Task instructions –
Gather up the lines with the word "Flying" in them.

Exercise material –
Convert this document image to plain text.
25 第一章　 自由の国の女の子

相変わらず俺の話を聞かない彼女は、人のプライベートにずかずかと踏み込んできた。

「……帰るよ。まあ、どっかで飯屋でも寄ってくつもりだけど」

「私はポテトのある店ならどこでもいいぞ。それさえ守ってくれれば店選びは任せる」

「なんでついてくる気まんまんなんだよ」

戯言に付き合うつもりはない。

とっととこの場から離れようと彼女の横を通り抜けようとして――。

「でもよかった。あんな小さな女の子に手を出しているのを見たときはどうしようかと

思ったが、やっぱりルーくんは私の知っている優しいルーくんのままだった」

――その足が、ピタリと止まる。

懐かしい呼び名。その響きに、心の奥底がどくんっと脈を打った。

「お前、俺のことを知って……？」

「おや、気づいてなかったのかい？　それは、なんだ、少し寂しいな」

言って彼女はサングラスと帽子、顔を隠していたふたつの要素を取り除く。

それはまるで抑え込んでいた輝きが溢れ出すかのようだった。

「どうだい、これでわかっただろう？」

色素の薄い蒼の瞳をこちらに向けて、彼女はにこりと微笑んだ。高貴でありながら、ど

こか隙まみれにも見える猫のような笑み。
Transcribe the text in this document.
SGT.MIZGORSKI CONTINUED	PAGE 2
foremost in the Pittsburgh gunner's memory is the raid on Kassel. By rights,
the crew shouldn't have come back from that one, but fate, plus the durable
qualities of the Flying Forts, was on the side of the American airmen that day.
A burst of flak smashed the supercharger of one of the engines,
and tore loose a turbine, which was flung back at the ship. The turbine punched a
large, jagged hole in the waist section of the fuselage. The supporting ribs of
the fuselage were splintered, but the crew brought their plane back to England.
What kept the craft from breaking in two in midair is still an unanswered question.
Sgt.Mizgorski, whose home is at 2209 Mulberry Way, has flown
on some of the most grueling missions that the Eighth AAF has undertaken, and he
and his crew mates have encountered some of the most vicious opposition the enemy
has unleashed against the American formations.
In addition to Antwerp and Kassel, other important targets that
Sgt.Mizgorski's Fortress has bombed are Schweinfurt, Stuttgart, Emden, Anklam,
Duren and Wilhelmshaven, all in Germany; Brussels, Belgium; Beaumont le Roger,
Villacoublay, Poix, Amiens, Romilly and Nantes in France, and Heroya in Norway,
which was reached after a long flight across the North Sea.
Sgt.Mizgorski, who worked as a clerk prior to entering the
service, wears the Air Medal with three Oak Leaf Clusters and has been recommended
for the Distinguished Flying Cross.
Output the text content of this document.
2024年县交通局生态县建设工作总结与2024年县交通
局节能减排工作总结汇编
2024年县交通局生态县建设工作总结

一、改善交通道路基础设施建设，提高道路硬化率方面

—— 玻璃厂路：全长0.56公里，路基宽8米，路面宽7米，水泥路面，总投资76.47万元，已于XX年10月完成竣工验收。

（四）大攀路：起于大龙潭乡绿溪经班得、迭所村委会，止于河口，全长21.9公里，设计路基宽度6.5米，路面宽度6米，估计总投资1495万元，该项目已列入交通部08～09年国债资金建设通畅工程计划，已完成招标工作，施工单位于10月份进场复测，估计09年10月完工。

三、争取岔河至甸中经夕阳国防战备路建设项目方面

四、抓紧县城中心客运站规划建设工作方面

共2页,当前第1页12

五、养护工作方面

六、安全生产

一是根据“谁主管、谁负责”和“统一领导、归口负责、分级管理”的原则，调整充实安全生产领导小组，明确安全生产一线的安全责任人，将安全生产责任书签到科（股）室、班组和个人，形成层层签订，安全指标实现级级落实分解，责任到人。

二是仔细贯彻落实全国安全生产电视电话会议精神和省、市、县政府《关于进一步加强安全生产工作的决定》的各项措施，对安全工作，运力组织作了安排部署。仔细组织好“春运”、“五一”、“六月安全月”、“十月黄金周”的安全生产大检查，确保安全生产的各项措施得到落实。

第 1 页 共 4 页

Complete output –
qualities of the Flying Forts, was on the side of the American airmen that day.
for the Distinguished Flying Cross.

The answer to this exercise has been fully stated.